● AIM OF THE TASK: Can all of these lines be returned exactly?

Start EXERCISE MATERIAL

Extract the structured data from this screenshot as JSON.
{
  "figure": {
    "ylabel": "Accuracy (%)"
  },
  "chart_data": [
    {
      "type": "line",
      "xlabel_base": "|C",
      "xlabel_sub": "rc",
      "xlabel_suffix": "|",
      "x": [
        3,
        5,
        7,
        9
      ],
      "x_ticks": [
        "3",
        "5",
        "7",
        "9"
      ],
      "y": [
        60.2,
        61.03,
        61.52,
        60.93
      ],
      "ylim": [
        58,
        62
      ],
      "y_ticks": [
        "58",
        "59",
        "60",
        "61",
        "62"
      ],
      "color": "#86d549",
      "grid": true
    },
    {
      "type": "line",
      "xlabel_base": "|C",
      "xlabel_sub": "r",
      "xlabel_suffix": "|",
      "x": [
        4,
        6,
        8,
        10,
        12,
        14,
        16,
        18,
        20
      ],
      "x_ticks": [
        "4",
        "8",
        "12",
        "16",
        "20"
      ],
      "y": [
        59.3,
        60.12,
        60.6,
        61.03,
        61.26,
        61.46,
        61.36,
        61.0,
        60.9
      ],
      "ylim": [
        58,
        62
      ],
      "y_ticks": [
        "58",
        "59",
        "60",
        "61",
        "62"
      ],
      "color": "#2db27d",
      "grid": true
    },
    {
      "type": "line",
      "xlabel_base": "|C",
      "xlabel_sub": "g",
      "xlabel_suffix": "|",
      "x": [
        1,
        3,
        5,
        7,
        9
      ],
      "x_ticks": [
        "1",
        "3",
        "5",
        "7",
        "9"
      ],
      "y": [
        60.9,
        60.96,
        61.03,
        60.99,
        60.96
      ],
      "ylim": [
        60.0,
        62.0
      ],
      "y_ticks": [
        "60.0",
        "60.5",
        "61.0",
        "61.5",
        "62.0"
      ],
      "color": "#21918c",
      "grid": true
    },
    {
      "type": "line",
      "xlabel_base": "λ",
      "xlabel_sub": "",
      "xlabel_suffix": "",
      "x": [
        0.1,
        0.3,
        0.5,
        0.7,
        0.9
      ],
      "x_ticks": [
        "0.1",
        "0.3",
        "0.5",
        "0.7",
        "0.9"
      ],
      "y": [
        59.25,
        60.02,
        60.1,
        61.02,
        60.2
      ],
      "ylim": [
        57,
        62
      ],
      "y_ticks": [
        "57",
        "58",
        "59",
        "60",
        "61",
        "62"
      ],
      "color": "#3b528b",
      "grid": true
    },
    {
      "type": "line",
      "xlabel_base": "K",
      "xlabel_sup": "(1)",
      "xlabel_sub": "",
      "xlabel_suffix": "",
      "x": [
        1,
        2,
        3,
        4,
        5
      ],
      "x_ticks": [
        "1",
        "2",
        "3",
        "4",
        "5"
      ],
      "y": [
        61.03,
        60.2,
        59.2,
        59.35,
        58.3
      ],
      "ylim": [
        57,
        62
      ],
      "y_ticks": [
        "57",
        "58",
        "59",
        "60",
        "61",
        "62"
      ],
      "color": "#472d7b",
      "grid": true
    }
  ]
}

End EXERCISE MATERIAL

● TASK SOLUTION:
Extract the structured data from this screenshot as JSON.
{
  "figure": {
    "ylabel": "Accuracy (%)"
  },
  "chart_data": [
    {
      "type": "line",
      "xlabel_base": "|C",
      "xlabel_sub": "rc",
      "xlabel_suffix": "|",
      "x": [
        3,
        5,
        7,
        9
      ],
      "x_ticks": [
        "3",
        "5",
        "7",
        "9"
      ],
      "y": [
        60.2,
        61.03,
        61.52,
        60.93
      ],
      "ylim": [
        58,
        62
      ],
      "y_ticks": [
        "58",
        "59",
        "60",
        "61",
        "62"
      ],
      "color": "#86d549",
      "grid": true
    },
    {
      "type": "line",
      "xlabel_base": "|C",
      "xlabel_sub": "r",
      "xlabel_suffix": "|",
      "x": [
        4,
        6,
        8,
        10,
        12,
        14,
        16,
        18,
        20
      ],
      "x_ticks": [
        "4",
        "8",
        "12",
        "16",
        "20"
      ],
      "y": [
        59.3,
        60.12,
        60.6,
        61.03,
        61.26,
        61.46,
        61.36,
        61.0,
        60.9
      ],
      "ylim": [
        58,
        62
      ],
      "y_ticks": [
        "58",
        "59",
        "60",
        "61",
        "62"
      ],
      "color": "#2db27d",
      "grid": true
    },
    {
      "type": "line",
      "xlabel_base": "|C",
      "xlabel_sub": "g",
      "xlabel_suffix": "|",
      "x": [
        1,
        3,
        5,
        7,
        9
      ],
      "x_ticks": [
        "1",
        "3",
        "5",
        "7",
        "9"
      ],
      "y": [
        60.9,
        60.96,
        61.03,
        60.99,
        60.96
      ],
      "ylim": [
        60.0,
        62.0
      ],
      "y_ticks": [
        "60.0",
        "60.5",
        "61.0",
        "61.5",
        "62.0"
      ],
      "color": "#21918c",
      "grid": true
    },
    {
      "type": "line",
      "xlabel_base": "λ",
      "xlabel_sub": "",
      "xlabel_suffix": "",
      "x": [
        0.1,
        0.3,
        0.5,
        0.7,
        0.9
      ],
      "x_ticks": [
        "0.1",
        "0.3",
        "0.5",
        "0.7",
        "0.9"
      ],
      "y": [
        59.25,
        60.02,
        60.1,
        61.02,
        60.2
      ],
      "ylim": [
        57,
        62
      ],
      "y_ticks": [
        "57",
        "58",
        "59",
        "60",
        "61",
        "62"
      ],
      "color": "#3b528b",
      "grid": true
    },
    {
      "type": "line",
      "xlabel_base": "K",
      "xlabel_sup": "(1)",
      "xlabel_sub": "",
      "xlabel_suffix": "",
      "x": [
        1,
        2,
        3,
        4,
        5
      ],
      "x_ticks": [
        "1",
        "2",
        "3",
        "4",
        "5"
      ],
      "y": [
        61.03,
        60.2,
        59.2,
        59.35,
        58.3
      ],
      "ylim": [
        57,
        62
      ],
      "y_ticks": [
        "57",
        "58",
        "59",
        "60",
        "61",
        "62"
      ],
      "color": "#472d7b",
      "grid": true
    }
  ]
}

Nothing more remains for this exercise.